▶ _Task description_
Work through the records below and tally every line containing "year". Reply with the total alone.

[Figure contents as structured data]
▼▼▼
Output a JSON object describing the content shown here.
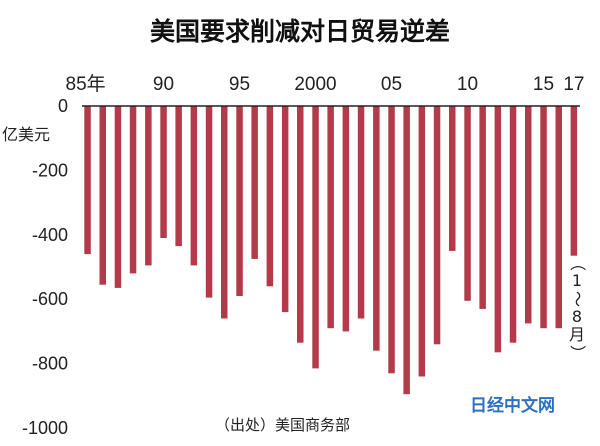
{
  "chart_data": {
    "type": "bar",
    "title": "美国要求削减对日贸易逆差",
    "unit_label": "亿美元",
    "source": "（出处）美国商务部",
    "watermark": "日经中文网",
    "last_period_note": "（1～8月）",
    "ylim": [
      -1000,
      0
    ],
    "yticks": [
      0,
      -200,
      -400,
      -600,
      -800,
      -1000
    ],
    "x_tick_labels": [
      {
        "year": 1985,
        "label": "85年"
      },
      {
        "year": 1990,
        "label": "90"
      },
      {
        "year": 1995,
        "label": "95"
      },
      {
        "year": 2000,
        "label": "2000"
      },
      {
        "year": 2005,
        "label": "05"
      },
      {
        "year": 2010,
        "label": "10"
      },
      {
        "year": 2015,
        "label": "15"
      },
      {
        "year": 2017,
        "label": "17"
      }
    ],
    "categories": [
      1985,
      1986,
      1987,
      1988,
      1989,
      1990,
      1991,
      1992,
      1993,
      1994,
      1995,
      1996,
      1997,
      1998,
      1999,
      2000,
      2001,
      2002,
      2003,
      2004,
      2005,
      2006,
      2007,
      2008,
      2009,
      2010,
      2011,
      2012,
      2013,
      2014,
      2015,
      2016,
      2017
    ],
    "values": [
      -460,
      -555,
      -565,
      -520,
      -495,
      -410,
      -435,
      -495,
      -595,
      -660,
      -590,
      -475,
      -560,
      -640,
      -735,
      -815,
      -690,
      -700,
      -660,
      -760,
      -830,
      -895,
      -840,
      -740,
      -450,
      -605,
      -630,
      -765,
      -735,
      -675,
      -690,
      -690,
      -465
    ],
    "bar_color": "#b33a4a",
    "grid": false
  }
}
▲▲▲
▶ _The completed task_
8